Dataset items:
##########
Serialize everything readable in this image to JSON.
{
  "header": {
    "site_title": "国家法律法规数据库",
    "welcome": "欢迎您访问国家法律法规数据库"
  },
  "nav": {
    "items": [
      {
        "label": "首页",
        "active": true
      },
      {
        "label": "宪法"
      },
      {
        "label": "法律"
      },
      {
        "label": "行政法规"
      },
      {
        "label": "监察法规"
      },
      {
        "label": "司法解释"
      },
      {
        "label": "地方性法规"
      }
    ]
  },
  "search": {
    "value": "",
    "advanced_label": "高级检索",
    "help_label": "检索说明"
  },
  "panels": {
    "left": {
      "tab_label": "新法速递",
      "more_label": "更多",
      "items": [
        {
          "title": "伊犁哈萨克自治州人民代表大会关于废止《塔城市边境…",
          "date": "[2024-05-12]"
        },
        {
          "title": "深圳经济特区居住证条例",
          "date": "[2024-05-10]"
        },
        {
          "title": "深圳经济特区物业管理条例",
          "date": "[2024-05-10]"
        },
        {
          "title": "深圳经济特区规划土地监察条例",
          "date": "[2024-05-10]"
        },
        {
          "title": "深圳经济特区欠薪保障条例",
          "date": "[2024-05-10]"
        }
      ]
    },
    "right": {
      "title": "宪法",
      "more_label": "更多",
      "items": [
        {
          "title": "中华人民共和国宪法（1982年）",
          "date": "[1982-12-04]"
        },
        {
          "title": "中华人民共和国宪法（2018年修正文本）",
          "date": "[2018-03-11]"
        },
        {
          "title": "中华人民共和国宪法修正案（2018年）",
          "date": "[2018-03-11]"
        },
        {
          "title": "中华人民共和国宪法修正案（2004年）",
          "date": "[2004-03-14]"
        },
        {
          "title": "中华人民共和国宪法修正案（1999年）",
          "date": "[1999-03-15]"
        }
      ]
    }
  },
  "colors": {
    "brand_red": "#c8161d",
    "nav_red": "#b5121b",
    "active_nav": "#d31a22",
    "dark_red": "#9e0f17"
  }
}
##########
#### JOB:
Type out all of the material again, word for word.

#### FINISHED TASK:
Serialize everything readable in this image to JSON.
{
  "header": {
    "site_title": "国家法律法规数据库",
    "welcome": "欢迎您访问国家法律法规数据库"
  },
  "nav": {
    "items": [
      {
        "label": "首页",
        "active": true
      },
      {
        "label": "宪法"
      },
      {
        "label": "法律"
      },
      {
        "label": "行政法规"
      },
      {
        "label": "监察法规"
      },
      {
        "label": "司法解释"
      },
      {
        "label": "地方性法规"
      }
    ]
  },
  "search": {
    "value": "",
    "advanced_label": "高级检索",
    "help_label": "检索说明"
  },
  "panels": {
    "left": {
      "tab_label": "新法速递",
      "more_label": "更多",
      "items": [
        {
          "title": "伊犁哈萨克自治州人民代表大会关于废止《塔城市边境…",
          "date": "[2024-05-12]"
        },
        {
          "title": "深圳经济特区居住证条例",
          "date": "[2024-05-10]"
        },
        {
          "title": "深圳经济特区物业管理条例",
          "date": "[2024-05-10]"
        },
        {
          "title": "深圳经济特区规划土地监察条例",
          "date": "[2024-05-10]"
        },
        {
          "title": "深圳经济特区欠薪保障条例",
          "date": "[2024-05-10]"
        }
      ]
    },
    "right": {
      "title": "宪法",
      "more_label": "更多",
      "items": [
        {
          "title": "中华人民共和国宪法（1982年）",
          "date": "[1982-12-04]"
        },
        {
          "title": "中华人民共和国宪法（2018年修正文本）",
          "date": "[2018-03-11]"
        },
        {
          "title": "中华人民共和国宪法修正案（2018年）",
          "date": "[2018-03-11]"
        },
        {
          "title": "中华人民共和国宪法修正案（2004年）",
          "date": "[2004-03-14]"
        },
        {
          "title": "中华人民共和国宪法修正案（1999年）",
          "date": "[1999-03-15]"
        }
      ]
    }
  },
  "colors": {
    "brand_red": "#c8161d",
    "nav_red": "#b5121b",
    "active_nav": "#d31a22",
    "dark_red": "#9e0f17"
  }
}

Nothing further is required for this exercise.